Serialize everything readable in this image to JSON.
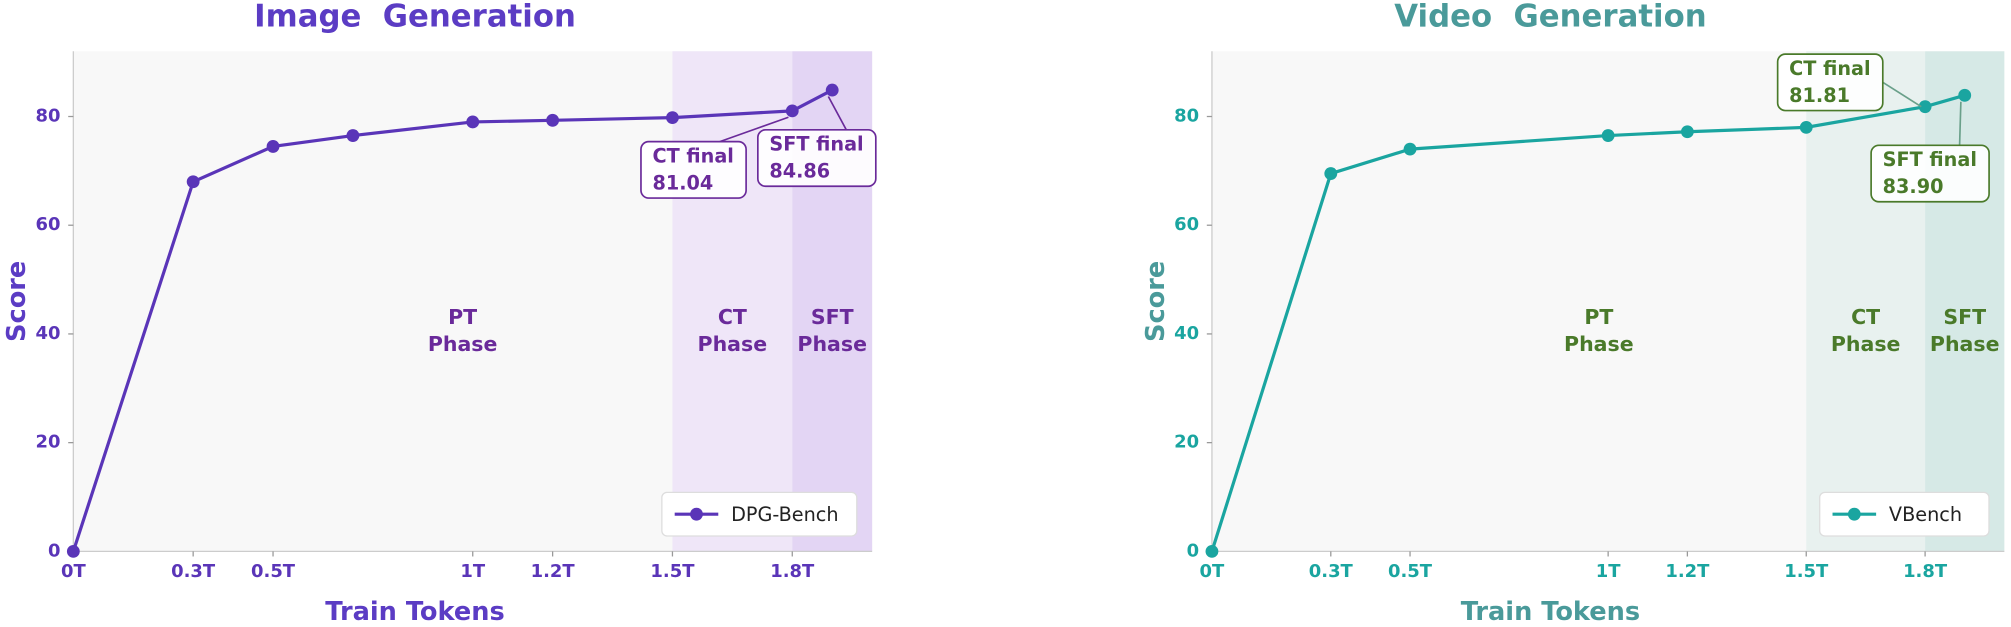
{
  "chart_data": [
    {
      "type": "line",
      "title": "Image  Generation",
      "xlabel": "Train Tokens",
      "ylabel": "Score",
      "title_color": "#5b3cc4",
      "text_color": "#6a2a9a",
      "x": [
        0,
        0.3,
        0.5,
        0.7,
        1,
        1.2,
        1.5,
        1.8,
        1.9
      ],
      "series": [
        {
          "name": "DPG-Bench",
          "color": "#5a35b8",
          "values": [
            0,
            68,
            74.5,
            76.5,
            79,
            79.3,
            79.8,
            81.04,
            84.86
          ]
        }
      ],
      "xlim": [
        0,
        2.0
      ],
      "ylim": [
        0,
        92
      ],
      "xticks": [
        {
          "value": 0,
          "label": "0T"
        },
        {
          "value": 0.3,
          "label": "0.3T"
        },
        {
          "value": 0.5,
          "label": "0.5T"
        },
        {
          "value": 1,
          "label": "1T"
        },
        {
          "value": 1.2,
          "label": "1.2T"
        },
        {
          "value": 1.5,
          "label": "1.5T"
        },
        {
          "value": 1.8,
          "label": "1.8T"
        }
      ],
      "yticks": [
        0,
        20,
        40,
        60,
        80
      ],
      "phases": [
        {
          "label": [
            "PT",
            "Phase"
          ],
          "xlim": [
            0,
            1.5
          ]
        },
        {
          "label": [
            "CT",
            "Phase"
          ],
          "xlim": [
            1.5,
            1.8
          ],
          "color": "#efe6f8"
        },
        {
          "label": [
            "SFT",
            "Phase"
          ],
          "xlim": [
            1.8,
            2.0
          ],
          "color": "#e3d5f4"
        }
      ],
      "annotations": [
        {
          "text": "CT final",
          "value": 81.04
        },
        {
          "text": "SFT final",
          "value": 84.86
        }
      ],
      "legend": "lower right"
    },
    {
      "type": "line",
      "title": "Video  Generation",
      "xlabel": "Train Tokens",
      "ylabel": "Score",
      "title_color": "#4a9a9a",
      "text_color": "#4a7a2a",
      "x": [
        0,
        0.3,
        0.5,
        1,
        1.2,
        1.5,
        1.8,
        1.9
      ],
      "series": [
        {
          "name": "VBench",
          "color": "#1aa5a0",
          "values": [
            0,
            69.5,
            74,
            76.5,
            77.2,
            78,
            81.81,
            83.9
          ]
        }
      ],
      "xlim": [
        0,
        2.0
      ],
      "ylim": [
        0,
        92
      ],
      "xticks": [
        {
          "value": 0,
          "label": "0T"
        },
        {
          "value": 0.3,
          "label": "0.3T"
        },
        {
          "value": 0.5,
          "label": "0.5T"
        },
        {
          "value": 1,
          "label": "1T"
        },
        {
          "value": 1.2,
          "label": "1.2T"
        },
        {
          "value": 1.5,
          "label": "1.5T"
        },
        {
          "value": 1.8,
          "label": "1.8T"
        }
      ],
      "yticks": [
        0,
        20,
        40,
        60,
        80
      ],
      "phases": [
        {
          "label": [
            "PT",
            "Phase"
          ],
          "xlim": [
            0,
            1.5
          ]
        },
        {
          "label": [
            "CT",
            "Phase"
          ],
          "xlim": [
            1.5,
            1.8
          ],
          "color": "#e8f1ef"
        },
        {
          "label": [
            "SFT",
            "Phase"
          ],
          "xlim": [
            1.8,
            2.0
          ],
          "color": "#d6e9e6"
        }
      ],
      "annotations": [
        {
          "text": "CT final",
          "value": 81.81
        },
        {
          "text": "SFT final",
          "value": {
            "value": 83.9,
            "label": "83.90"
          }
        }
      ],
      "legend": "lower right"
    }
  ]
}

—————

- _Exercise prompt_: Select all lines in the listing above where the word "Generation" appears, and show them.

- _Task answer_:
      "title": "Image  Generation",
      "title": "Video  Generation",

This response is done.